# GOAL OF THE EXERCISE
Convert the lines from the one that contains "Bar xyxy=(48,141,258,155)" through the one that contains "Legend: Sec. II" into a Markdown table with the columns Row and Line, leaving out any blank lines. Include only these lines.

# GIVEN RECORDS
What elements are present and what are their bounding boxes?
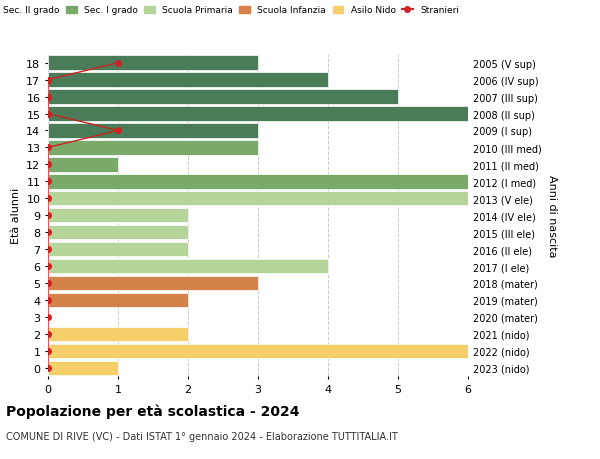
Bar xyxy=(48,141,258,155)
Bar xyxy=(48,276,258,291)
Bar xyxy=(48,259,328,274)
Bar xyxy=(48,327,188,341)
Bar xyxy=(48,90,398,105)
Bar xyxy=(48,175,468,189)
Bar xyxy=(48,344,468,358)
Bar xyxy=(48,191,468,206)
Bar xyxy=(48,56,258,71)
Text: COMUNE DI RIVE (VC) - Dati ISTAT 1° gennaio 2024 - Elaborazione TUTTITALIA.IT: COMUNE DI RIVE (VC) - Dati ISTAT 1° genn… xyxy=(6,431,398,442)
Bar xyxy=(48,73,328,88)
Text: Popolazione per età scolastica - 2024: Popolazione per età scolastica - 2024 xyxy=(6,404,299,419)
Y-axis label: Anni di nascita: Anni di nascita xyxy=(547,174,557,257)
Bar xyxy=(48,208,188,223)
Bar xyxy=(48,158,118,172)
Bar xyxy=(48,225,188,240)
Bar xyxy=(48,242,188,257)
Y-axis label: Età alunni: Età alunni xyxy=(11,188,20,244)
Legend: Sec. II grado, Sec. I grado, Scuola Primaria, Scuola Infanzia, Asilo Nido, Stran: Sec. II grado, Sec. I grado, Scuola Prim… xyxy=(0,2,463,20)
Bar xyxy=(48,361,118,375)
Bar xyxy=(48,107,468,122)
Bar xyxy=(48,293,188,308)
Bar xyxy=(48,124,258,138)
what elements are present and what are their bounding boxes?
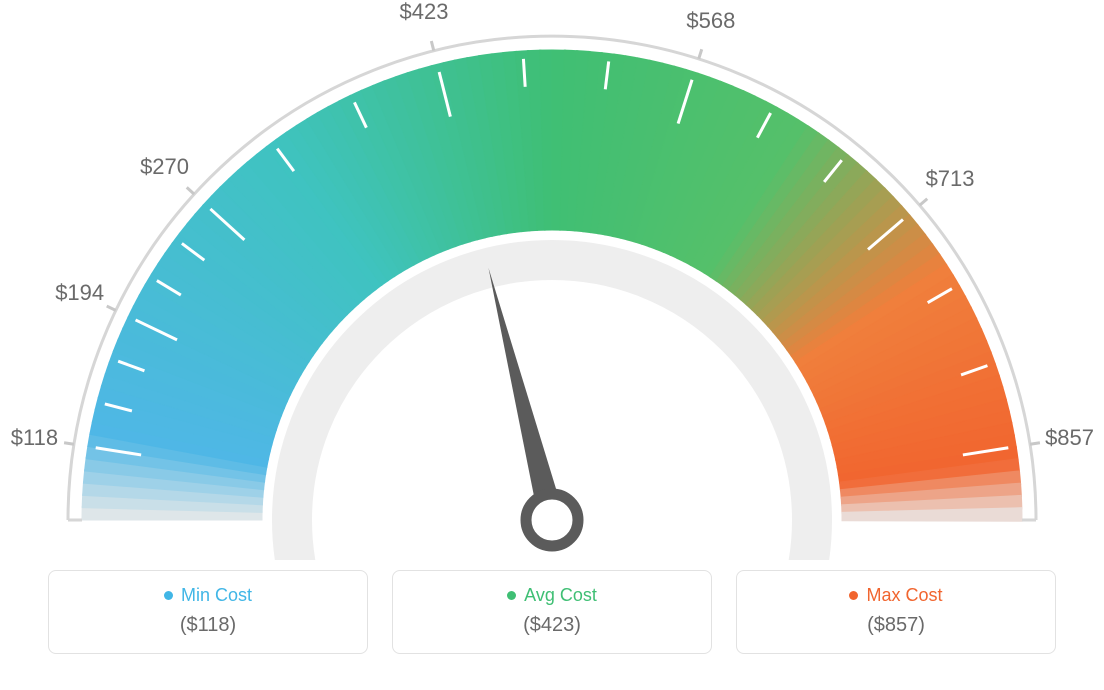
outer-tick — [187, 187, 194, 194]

# COMPLETE ANSWER
| Row | Line |
|---|---|
| 1 | Bar xyxy=(48,141,258,155) |
| 2 | Bar xyxy=(48,276,258,291) |
| 3 | Bar xyxy=(48,259,328,274) |
| 4 | Bar xyxy=(48,327,188,341) |
| 5 | Bar xyxy=(48,90,398,105) |
| 6 | Bar xyxy=(48,175,468,189) |
| 7 | Bar xyxy=(48,344,468,358) |
| 8 | Bar xyxy=(48,191,468,206) |
| 9 | Bar xyxy=(48,56,258,71) |
| 10 | Text: COMUNE DI RIVE (VC) - Dati ISTAT 1° gennaio 2024 - Elaborazione TUTTITALIA.IT: COMUNE DI RIVE (VC) - Dati ISTAT 1° genn… xyxy=(6,431,398,442) |
| 11 | Bar xyxy=(48,73,328,88) |
| 12 | Text: Popolazione per età scolastica - 2024: Popolazione per età scolastica - 2024 xyxy=(6,404,299,419) |
| 13 | Y-axis label: Anni di nascita: Anni di nascita xyxy=(547,174,557,257) |
| 14 | Bar xyxy=(48,208,188,223) |
| 15 | Bar xyxy=(48,158,118,172) |
| 16 | Bar xyxy=(48,225,188,240) |
| 17 | Bar xyxy=(48,242,188,257) |
| 18 | Y-axis label: Età alunni: Età alunni xyxy=(11,188,20,244) |
| 19 | Legend: Sec. II grado, Sec. I grado, Scuola Primaria, Scuola Infanzia, Asilo Nido, Stran: Sec. II grado, Sec. I grado, Scuola Prim… xyxy=(0,2,463,20) |